EXERCISE TASK: Filter the lines below, copying only those with the string "Seats".

EXTRACTED DATA:
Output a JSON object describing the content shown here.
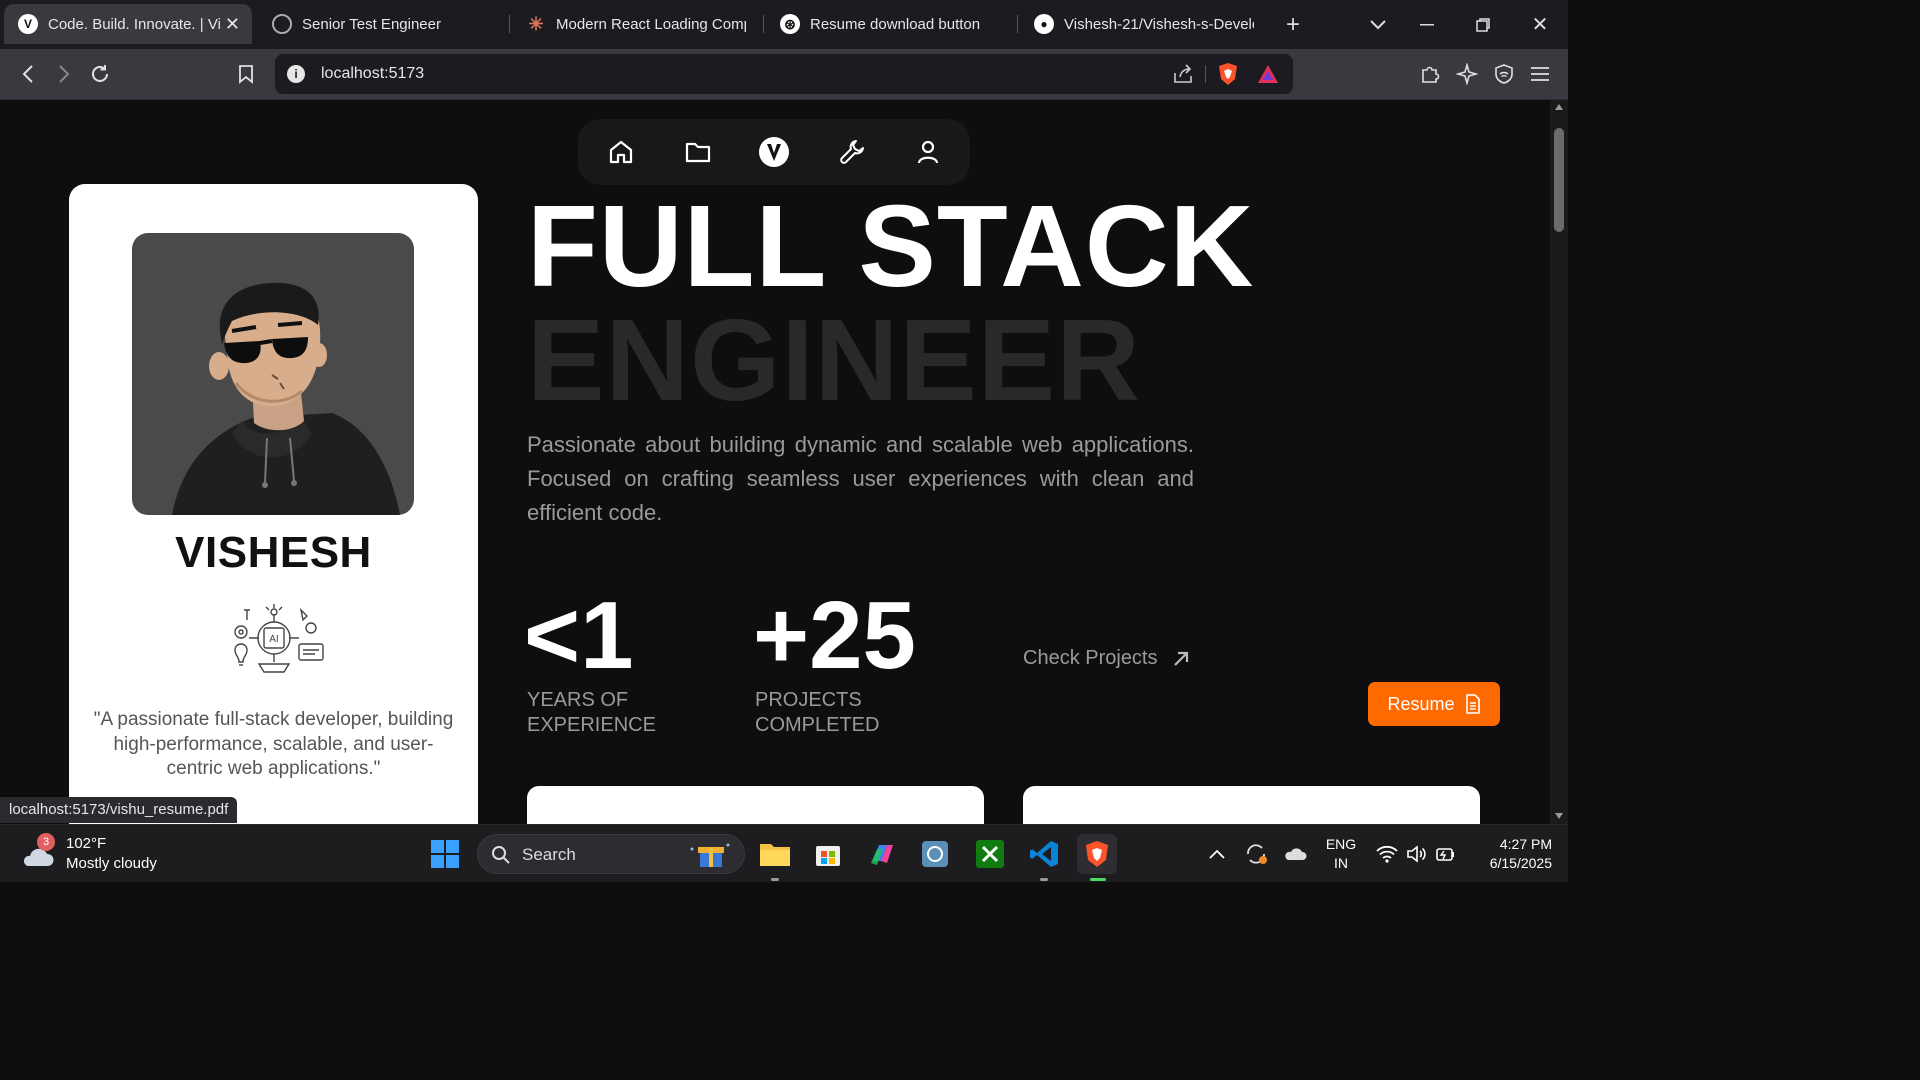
{
  "browser": {
    "tabs": [
      {
        "label": "Code. Build. Innovate. | Vi",
        "icon": "v-logo-icon",
        "active": true
      },
      {
        "label": "Senior Test Engineer",
        "icon": "globe-icon"
      },
      {
        "label": "Modern React Loading Comp",
        "icon": "claude-icon"
      },
      {
        "label": "Resume download button",
        "icon": "openai-icon"
      },
      {
        "label": "Vishesh-21/Vishesh-s-Develo",
        "icon": "github-icon"
      }
    ],
    "url": "localhost:5173"
  },
  "hero": {
    "line1": "FULL STACK",
    "line2": "ENGINEER",
    "description": "Passionate about building dynamic and scalable web applications. Focused on crafting seamless user experiences with clean and efficient code."
  },
  "profile": {
    "name": "VISHESH",
    "quote": "\"A passionate full-stack developer, building high-performance, scalable, and user-centric web applications.\"",
    "ai_chip_label": "AI"
  },
  "stats": [
    {
      "value": "<1",
      "label": "YEARS OF EXPERIENCE"
    },
    {
      "value": "+25",
      "label": "PROJECTS COMPLETED"
    }
  ],
  "actions": {
    "check_projects": "Check Projects",
    "resume": "Resume"
  },
  "status_bar": {
    "link": "localhost:5173/vishu_resume.pdf"
  },
  "taskbar": {
    "weather_temp": "102°F",
    "weather_desc": "Mostly cloudy",
    "weather_badge": "3",
    "search": "Search",
    "lang_1": "ENG",
    "lang_2": "IN",
    "time": "4:27 PM",
    "date": "6/15/2025"
  },
  "colors": {
    "accent": "#ff6a00",
    "background": "#0f0e0e",
    "hero_dim": "#2a2929"
  }
}
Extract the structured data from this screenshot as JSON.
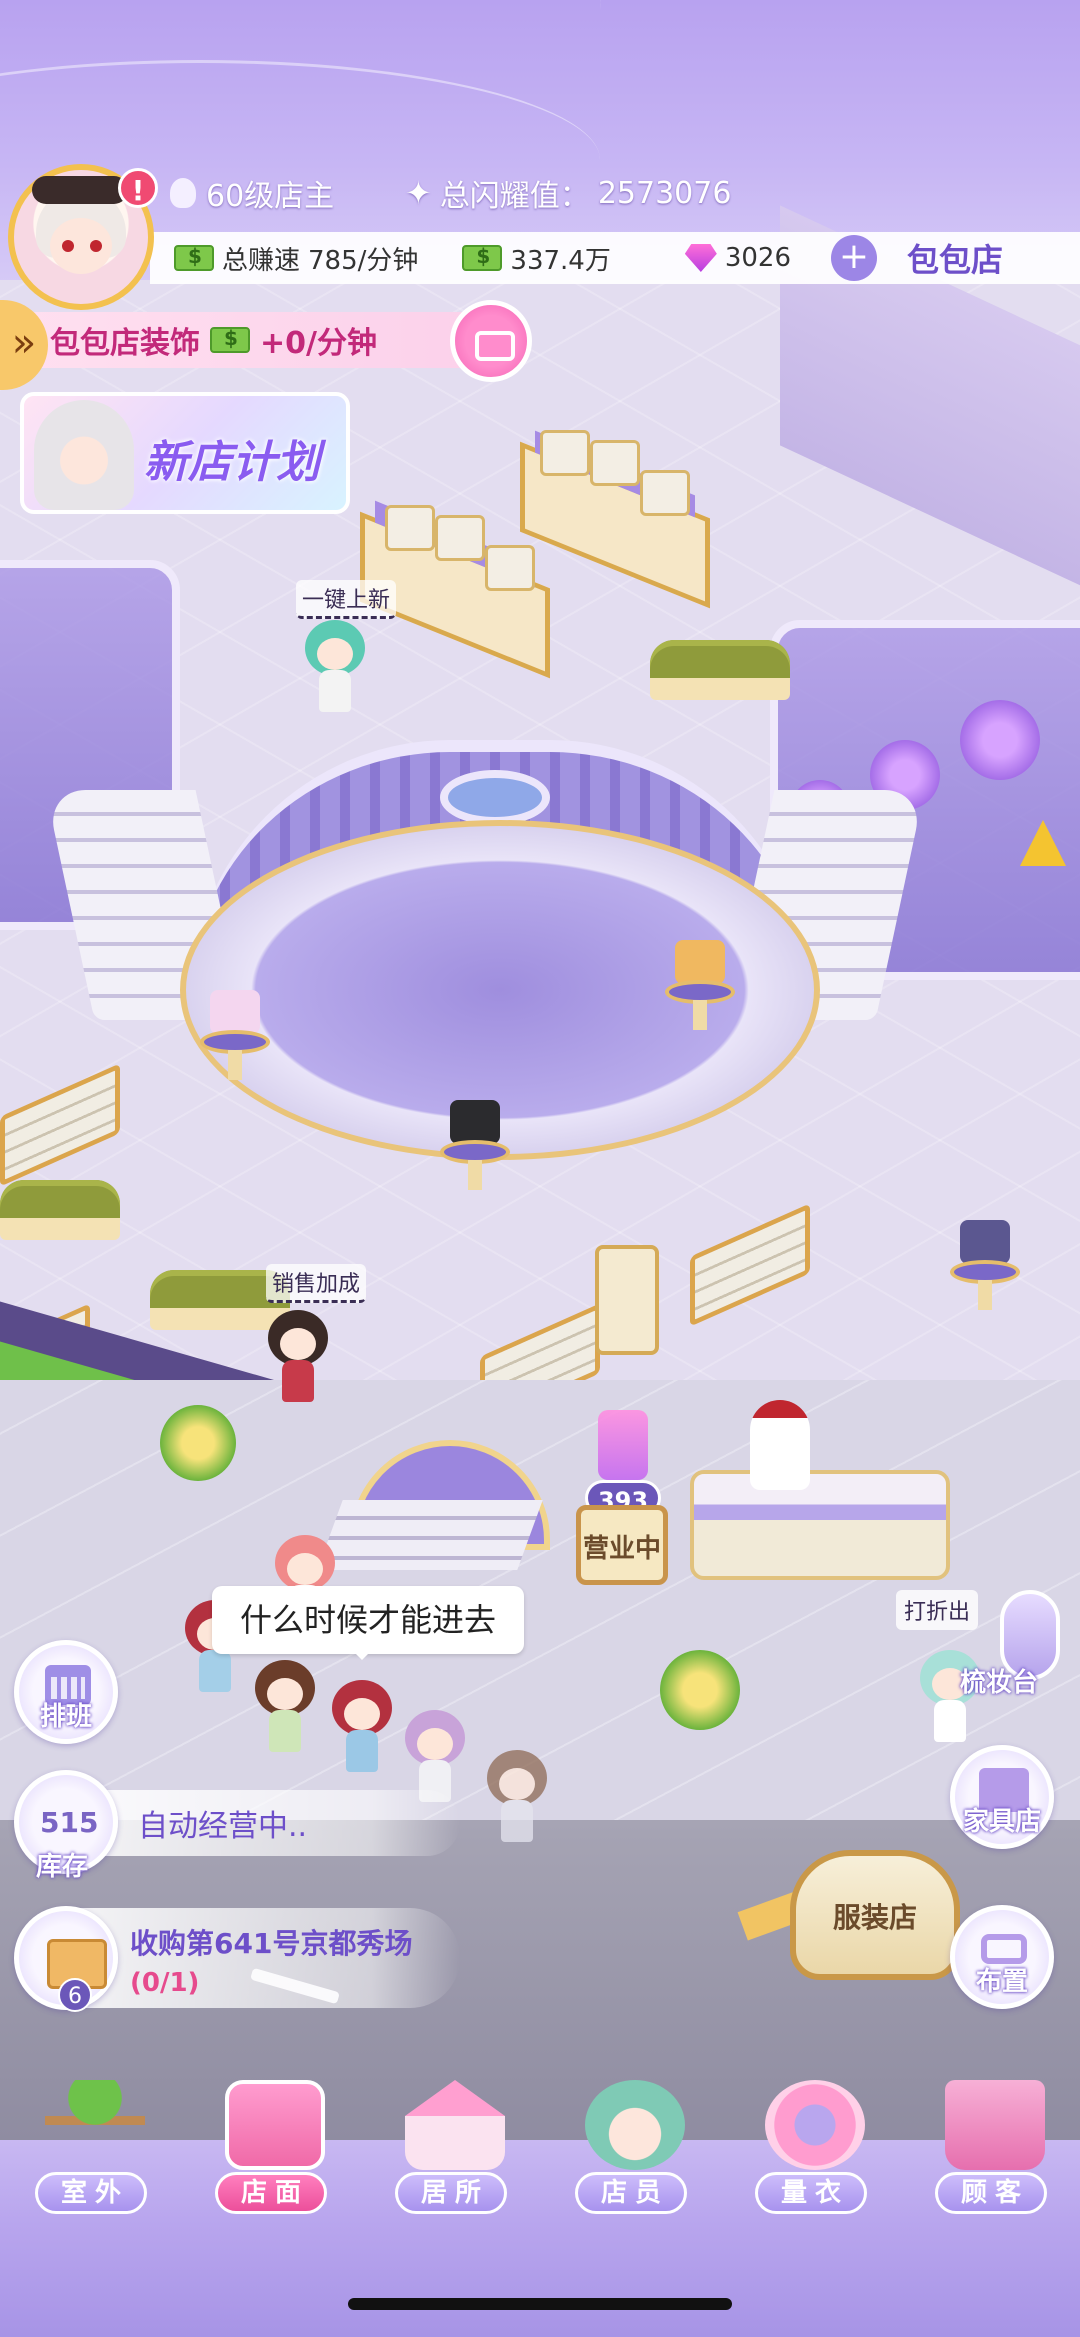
{
  "player": {
    "level": "60级店主",
    "shine_label": "总闪耀值：",
    "shine_value": "2573076",
    "alert": "!"
  },
  "resources": {
    "earn_rate_label": "总赚速",
    "earn_rate_value": "785/分钟",
    "cash": "337.4万",
    "gems": "3026",
    "plus": "+",
    "shop_name": "包包店"
  },
  "decoration": {
    "expand": "»",
    "label": "包包店装饰",
    "bonus": "+0/分钟"
  },
  "event": {
    "title": "新店计划"
  },
  "scene": {
    "label_restock": "一键上新",
    "label_sales_bonus": "销售加成",
    "queue_count": "393",
    "open_sign": "营业中",
    "speech": "什么时候才能进去",
    "label_discount": "打折出",
    "dresser": "梳妆台",
    "fashion_sign": "服装店"
  },
  "left_panel": {
    "schedule_label": "排班",
    "stock_value": "515",
    "stock_label": "库存",
    "auto_status": "自动经营中..",
    "acquire_title": "收购第641号京都秀场",
    "acquire_progress": "(0/1)",
    "acquire_badge": "6"
  },
  "right_panel": {
    "furniture_store": "家具店",
    "arrange": "布置"
  },
  "bottom_nav": [
    {
      "label": "室外"
    },
    {
      "label": "店面"
    },
    {
      "label": "居所"
    },
    {
      "label": "店员"
    },
    {
      "label": "量衣"
    },
    {
      "label": "顾客"
    }
  ],
  "colors": {
    "accent": "#6d4fc9",
    "active_tab": "#ec4f9b",
    "nav_bg": "#b9a6ee"
  }
}
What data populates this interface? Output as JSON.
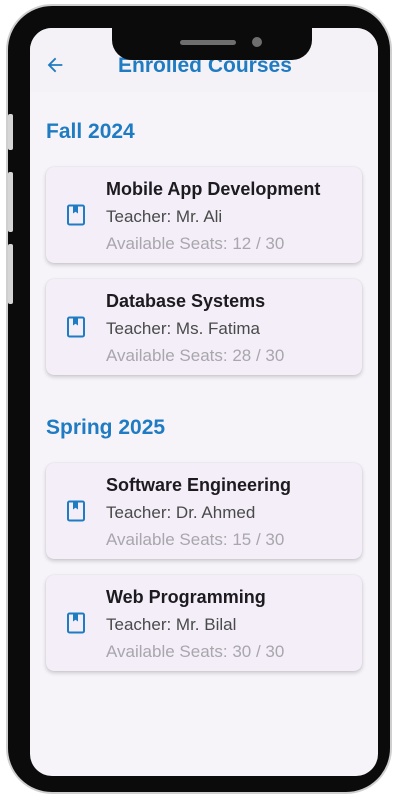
{
  "appbar": {
    "title": "Enrolled Courses"
  },
  "sections": [
    {
      "title": "Fall 2024",
      "courses": [
        {
          "name": "Mobile App Development",
          "teacher": "Teacher: Mr. Ali",
          "seats": "Available Seats: 12 / 30"
        },
        {
          "name": "Database Systems",
          "teacher": "Teacher: Ms. Fatima",
          "seats": "Available Seats: 28 / 30"
        }
      ]
    },
    {
      "title": "Spring 2025",
      "courses": [
        {
          "name": "Software Engineering",
          "teacher": "Teacher: Dr. Ahmed",
          "seats": "Available Seats: 15 / 30"
        },
        {
          "name": "Web Programming",
          "teacher": "Teacher: Mr. Bilal",
          "seats": "Available Seats: 30 / 30"
        }
      ]
    }
  ],
  "icons": {
    "back": "arrow-back-icon",
    "course": "book-icon"
  },
  "colors": {
    "accent": "#1f7bc2",
    "card_bg": "#f3eef8",
    "screen_bg": "#f6f4f8"
  }
}
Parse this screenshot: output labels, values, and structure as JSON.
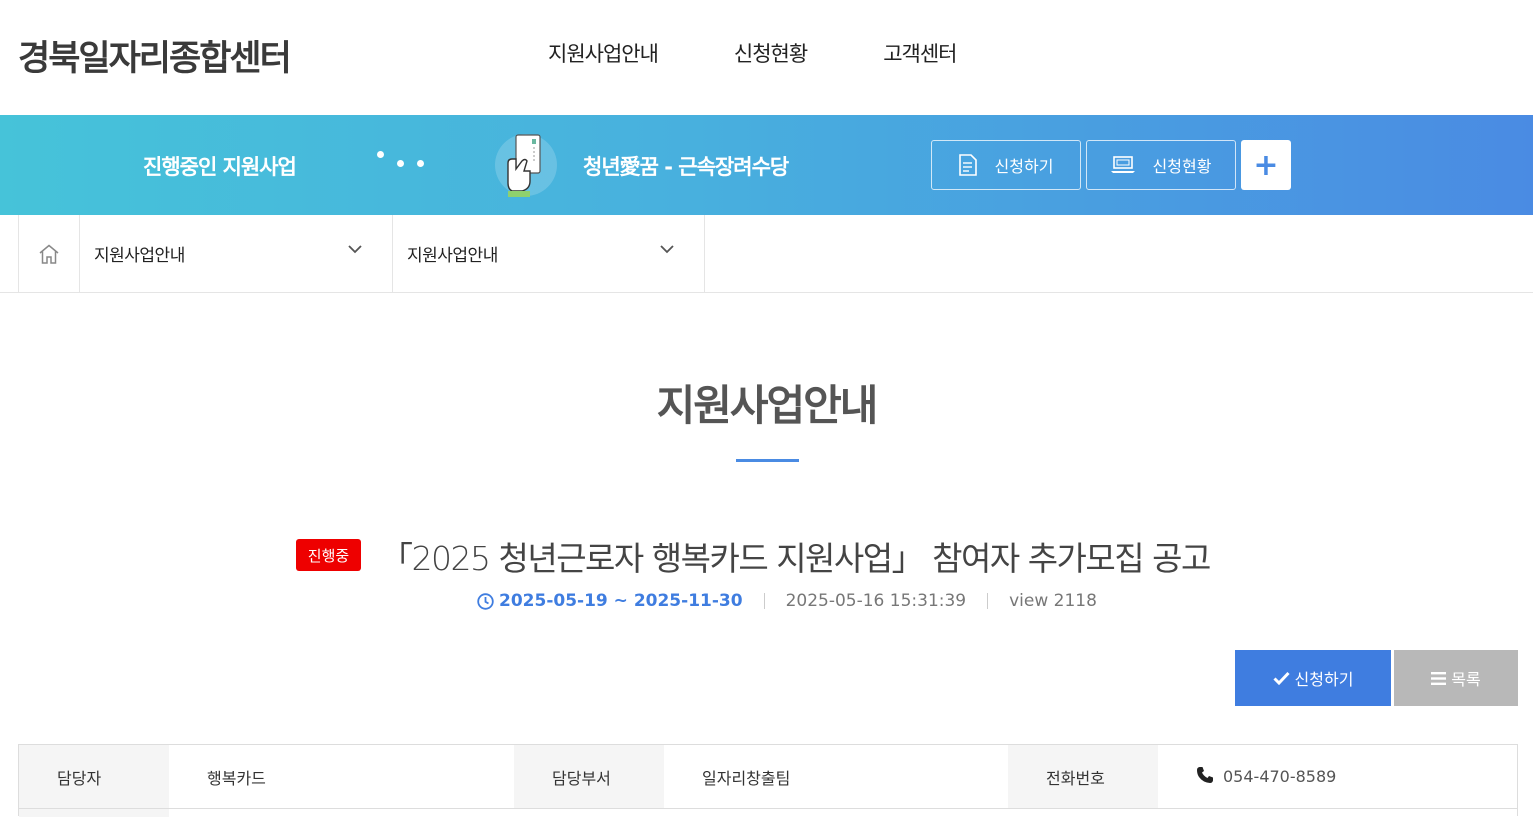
{
  "header": {
    "logo": "경북일자리종합센터",
    "nav": [
      "지원사업안내",
      "신청현황",
      "고객센터"
    ]
  },
  "banner": {
    "title": "진행중인 지원사업",
    "program": "청년愛꿈 - 근속장려수당",
    "apply_label": "신청하기",
    "status_label": "신청현황",
    "plus_label": "+"
  },
  "breadcrumb": {
    "level1": "지원사업안내",
    "level2": "지원사업안내"
  },
  "page": {
    "title": "지원사업안내"
  },
  "post": {
    "badge": "진행중",
    "title": "「2025 청년근로자 행복카드 지원사업」 참여자 추가모집 공고",
    "period": "2025-05-19 ~ 2025-11-30",
    "date": "2025-05-16 15:31:39",
    "views": "view 2118"
  },
  "actions": {
    "apply": "신청하기",
    "list": "목록"
  },
  "info": {
    "manager_label": "담당자",
    "manager_value": "행복카드",
    "dept_label": "담당부서",
    "dept_value": "일자리창출팀",
    "phone_label": "전화번호",
    "phone_value": "054-470-8589"
  },
  "colors": {
    "accent": "#3f7de0",
    "badge": "#ee0000",
    "banner_start": "#46c3d9",
    "banner_end": "#4a8be3"
  }
}
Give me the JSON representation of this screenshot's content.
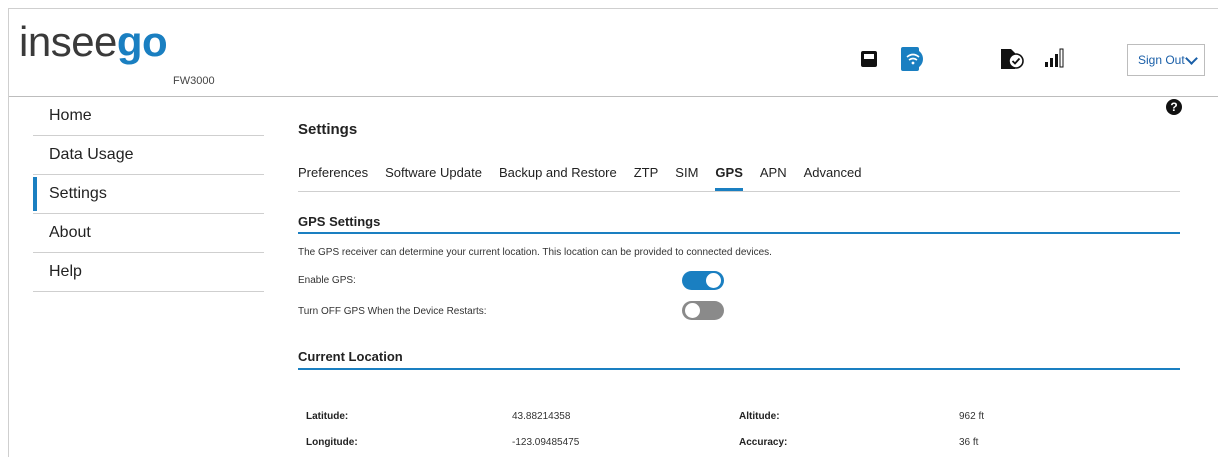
{
  "header": {
    "logo_text": "insee",
    "logo_accent": "go",
    "model": "FW3000",
    "sign_out_label": "Sign Out",
    "icons": [
      "ethernet-icon",
      "wifi-icon",
      "sim-icon",
      "signal-icon"
    ]
  },
  "sidebar": {
    "items": [
      {
        "label": "Home"
      },
      {
        "label": "Data Usage"
      },
      {
        "label": "Settings"
      },
      {
        "label": "About"
      },
      {
        "label": "Help"
      }
    ],
    "active": "Settings"
  },
  "main": {
    "title": "Settings",
    "help_glyph": "?",
    "tabs": [
      {
        "label": "Preferences"
      },
      {
        "label": "Software Update"
      },
      {
        "label": "Backup and Restore"
      },
      {
        "label": "ZTP"
      },
      {
        "label": "SIM"
      },
      {
        "label": "GPS"
      },
      {
        "label": "APN"
      },
      {
        "label": "Advanced"
      }
    ],
    "active_tab": "GPS",
    "gps_settings": {
      "title": "GPS Settings",
      "description": "The GPS receiver can determine your current location. This location can be provided to connected devices.",
      "enable_gps_label": "Enable GPS:",
      "enable_gps_value": true,
      "turn_off_label": "Turn OFF GPS When the Device Restarts:",
      "turn_off_value": false
    },
    "current_location": {
      "title": "Current Location",
      "latitude_label": "Latitude:",
      "latitude_value": "43.88214358",
      "longitude_label": "Longitude:",
      "longitude_value": "-123.09485475",
      "altitude_label": "Altitude:",
      "altitude_value": "962 ft",
      "accuracy_label": "Accuracy:",
      "accuracy_value": "36 ft"
    }
  },
  "colors": {
    "accent": "#1a7fc1",
    "toggle_off": "#8a8a8a",
    "sign_out_text": "#1a5fa8"
  }
}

TASK RESPONSE:
          "seats": "Available Seats: 12 / 30"
          "seats": "Available Seats: 28 / 30"
          "seats": "Available Seats: 15 / 30"
          "seats": "Available Seats: 30 / 30"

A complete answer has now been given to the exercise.